◆ PASSAGE TO READ:
----
Memorial Art Gallery, 2001
"A Sin of Commission (2000)." In Voices in the Gallery: Writers on Art. Rochester, N.Y.: Memorial Art Gallery, 2001, pp. 168 ill. in color, 169–71, as The White Bridge.
Larkin 2001–I
Larkin, Susan G. The Cos Cob Art Colony: Impressionists on the Connecticut Shore. New York: National Academy of Design in association with Yale University, 2001. Exhibition catalogue (2001 National Academy of Design), pp. 194–96 ill. in color, as The White Bridge.
Larkin 2006
Larkin, Susan G. "John Henry Twachtman: The White Bridge." In Seeing America: Painting and Sculpture from the Collection of the Memorial Art Gallery of the University of Rochester, ed, Marjorie B. Searl. Rochester, N.Y.: Memorial Art Gallery, 2006, pp. 132 ill. in color, 133–34 ill. in color, detail, 135 ill. in color (detail), as The White Bridge.
Bourguignon 2014
Bourguignon, Katherine M. American Impressionism: A New Vision 1880–1900. New Haven: Yale University Press, 2014. Exhibition catalogue (2014–15 Terra Foundation for American Art), p. 131 ill. in color, as The White Bridge.
----
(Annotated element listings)

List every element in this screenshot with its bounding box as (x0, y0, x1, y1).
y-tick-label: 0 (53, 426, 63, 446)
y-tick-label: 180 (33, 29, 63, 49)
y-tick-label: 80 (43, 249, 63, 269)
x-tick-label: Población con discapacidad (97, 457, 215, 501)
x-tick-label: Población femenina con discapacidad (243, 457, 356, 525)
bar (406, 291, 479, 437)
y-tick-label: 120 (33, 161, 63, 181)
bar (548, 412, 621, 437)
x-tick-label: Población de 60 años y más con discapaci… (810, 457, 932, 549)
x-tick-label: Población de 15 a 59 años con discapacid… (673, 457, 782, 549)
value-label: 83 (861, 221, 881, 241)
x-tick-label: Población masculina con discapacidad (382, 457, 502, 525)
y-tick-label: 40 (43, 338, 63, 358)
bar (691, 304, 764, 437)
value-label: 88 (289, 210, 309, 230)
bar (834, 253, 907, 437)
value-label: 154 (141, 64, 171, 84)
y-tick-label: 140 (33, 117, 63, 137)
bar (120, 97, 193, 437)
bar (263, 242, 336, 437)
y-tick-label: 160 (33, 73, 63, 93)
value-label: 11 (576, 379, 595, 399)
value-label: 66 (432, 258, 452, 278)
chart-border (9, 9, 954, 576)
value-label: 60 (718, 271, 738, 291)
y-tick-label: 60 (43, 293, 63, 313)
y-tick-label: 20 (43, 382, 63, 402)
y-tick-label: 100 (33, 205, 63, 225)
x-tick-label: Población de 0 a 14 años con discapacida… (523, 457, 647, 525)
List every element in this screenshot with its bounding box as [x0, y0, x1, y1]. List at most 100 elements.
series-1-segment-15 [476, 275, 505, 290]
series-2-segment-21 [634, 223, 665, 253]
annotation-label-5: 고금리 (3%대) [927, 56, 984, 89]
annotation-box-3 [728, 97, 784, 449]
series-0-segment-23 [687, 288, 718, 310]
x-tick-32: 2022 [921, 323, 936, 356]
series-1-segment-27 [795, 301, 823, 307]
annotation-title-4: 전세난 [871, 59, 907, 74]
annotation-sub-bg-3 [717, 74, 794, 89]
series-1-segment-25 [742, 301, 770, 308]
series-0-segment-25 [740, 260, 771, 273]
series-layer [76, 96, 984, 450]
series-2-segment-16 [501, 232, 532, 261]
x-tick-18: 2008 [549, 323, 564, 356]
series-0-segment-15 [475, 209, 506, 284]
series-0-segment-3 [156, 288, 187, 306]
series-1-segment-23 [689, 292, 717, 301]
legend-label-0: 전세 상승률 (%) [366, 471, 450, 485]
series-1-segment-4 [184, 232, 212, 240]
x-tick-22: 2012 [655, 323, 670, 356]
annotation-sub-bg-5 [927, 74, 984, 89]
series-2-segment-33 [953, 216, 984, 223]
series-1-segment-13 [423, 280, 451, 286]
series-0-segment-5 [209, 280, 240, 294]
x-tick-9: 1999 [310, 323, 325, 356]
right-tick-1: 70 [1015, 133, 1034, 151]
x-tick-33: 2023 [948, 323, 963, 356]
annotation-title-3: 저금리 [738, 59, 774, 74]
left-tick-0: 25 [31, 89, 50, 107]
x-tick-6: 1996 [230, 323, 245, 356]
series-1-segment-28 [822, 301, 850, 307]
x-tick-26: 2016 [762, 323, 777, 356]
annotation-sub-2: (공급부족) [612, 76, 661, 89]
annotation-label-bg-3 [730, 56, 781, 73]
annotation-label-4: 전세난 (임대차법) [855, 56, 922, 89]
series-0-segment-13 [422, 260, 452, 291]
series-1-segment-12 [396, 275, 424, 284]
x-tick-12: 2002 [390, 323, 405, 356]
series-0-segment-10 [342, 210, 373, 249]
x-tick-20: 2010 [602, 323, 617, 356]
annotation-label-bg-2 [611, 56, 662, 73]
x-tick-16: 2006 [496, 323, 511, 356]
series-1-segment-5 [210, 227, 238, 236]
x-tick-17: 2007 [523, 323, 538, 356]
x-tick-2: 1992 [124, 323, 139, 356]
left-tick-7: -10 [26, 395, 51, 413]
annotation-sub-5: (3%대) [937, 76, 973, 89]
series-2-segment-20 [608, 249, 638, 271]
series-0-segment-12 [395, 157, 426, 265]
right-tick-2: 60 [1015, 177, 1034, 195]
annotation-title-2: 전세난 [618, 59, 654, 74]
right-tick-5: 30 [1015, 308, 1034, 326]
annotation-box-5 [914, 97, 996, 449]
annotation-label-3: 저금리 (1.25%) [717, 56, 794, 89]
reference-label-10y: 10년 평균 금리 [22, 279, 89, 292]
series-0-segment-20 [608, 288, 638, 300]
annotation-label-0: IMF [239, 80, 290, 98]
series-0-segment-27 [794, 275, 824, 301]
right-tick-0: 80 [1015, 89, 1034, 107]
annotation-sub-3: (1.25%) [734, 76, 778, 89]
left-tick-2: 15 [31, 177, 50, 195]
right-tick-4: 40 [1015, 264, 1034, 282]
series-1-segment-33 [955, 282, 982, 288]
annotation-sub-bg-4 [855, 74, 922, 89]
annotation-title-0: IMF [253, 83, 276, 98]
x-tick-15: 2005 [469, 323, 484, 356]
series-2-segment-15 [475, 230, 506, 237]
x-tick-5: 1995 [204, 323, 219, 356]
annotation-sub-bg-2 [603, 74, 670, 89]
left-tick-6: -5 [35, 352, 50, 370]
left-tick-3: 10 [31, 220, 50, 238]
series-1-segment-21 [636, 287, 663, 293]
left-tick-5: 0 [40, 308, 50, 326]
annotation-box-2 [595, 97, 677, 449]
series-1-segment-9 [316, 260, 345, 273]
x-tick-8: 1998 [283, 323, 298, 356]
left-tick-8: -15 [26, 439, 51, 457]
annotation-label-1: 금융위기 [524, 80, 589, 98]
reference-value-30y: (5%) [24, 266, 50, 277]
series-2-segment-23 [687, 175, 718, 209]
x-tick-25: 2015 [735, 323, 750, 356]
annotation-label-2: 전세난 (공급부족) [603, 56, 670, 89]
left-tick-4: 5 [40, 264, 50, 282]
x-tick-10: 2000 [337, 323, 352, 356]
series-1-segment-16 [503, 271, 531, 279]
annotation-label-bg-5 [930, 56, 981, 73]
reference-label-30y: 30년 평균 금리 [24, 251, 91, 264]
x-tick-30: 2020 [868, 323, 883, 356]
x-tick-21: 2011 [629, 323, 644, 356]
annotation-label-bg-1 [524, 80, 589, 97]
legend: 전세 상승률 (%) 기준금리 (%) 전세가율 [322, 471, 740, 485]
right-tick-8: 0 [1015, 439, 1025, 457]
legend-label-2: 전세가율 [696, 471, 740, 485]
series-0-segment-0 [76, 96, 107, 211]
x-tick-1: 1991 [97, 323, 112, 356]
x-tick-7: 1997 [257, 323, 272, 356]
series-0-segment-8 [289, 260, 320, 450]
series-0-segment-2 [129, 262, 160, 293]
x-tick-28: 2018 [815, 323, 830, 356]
----
◆ DIRECTIVE 1:
Reproduce the bibliography on The White Bridge from "Larkin 2001–I" to "(detail), as The White Bridge.".
◆ DIRECTIVE 2:
List the titles of all the books and catalogues named in the bibliography on The White Bridge.

◆ EXERCISE RESULT 1:
Larkin 2001–I
Larkin, Susan G. The Cos Cob Art Colony: Impressionists on the Connecticut Shore. New York: National Academy of Design in association with Yale University, 2001. Exhibition catalogue (2001 National Academy of Design), pp. 194–96 ill. in color, as The White Bridge.
Larkin 2006
Larkin, Susan G. "John Henry Twachtman: The White Bridge." In Seeing America: Painting and Sculpture from the Collection of the Memorial Art Gallery of the University of Rochester, ed, Marjorie B. Searl. Rochester, N.Y.: Memorial Art Gallery, 2006, pp. 132 ill. in color, 133–34 ill. in color, detail, 135 ill. in color (detail), as The White Bridge.

◆ EXERCISE RESULT 2:
- Voices in the Gallery: Writers on Art
- The Cos Cob Art Colony: Impressionists on the Connecticut Shore
- Seeing America: Painting and Sculpture from the Collection of the Memorial Art Gallery of the University of Rochester
- American Impressionism: A New Vision 1880–1900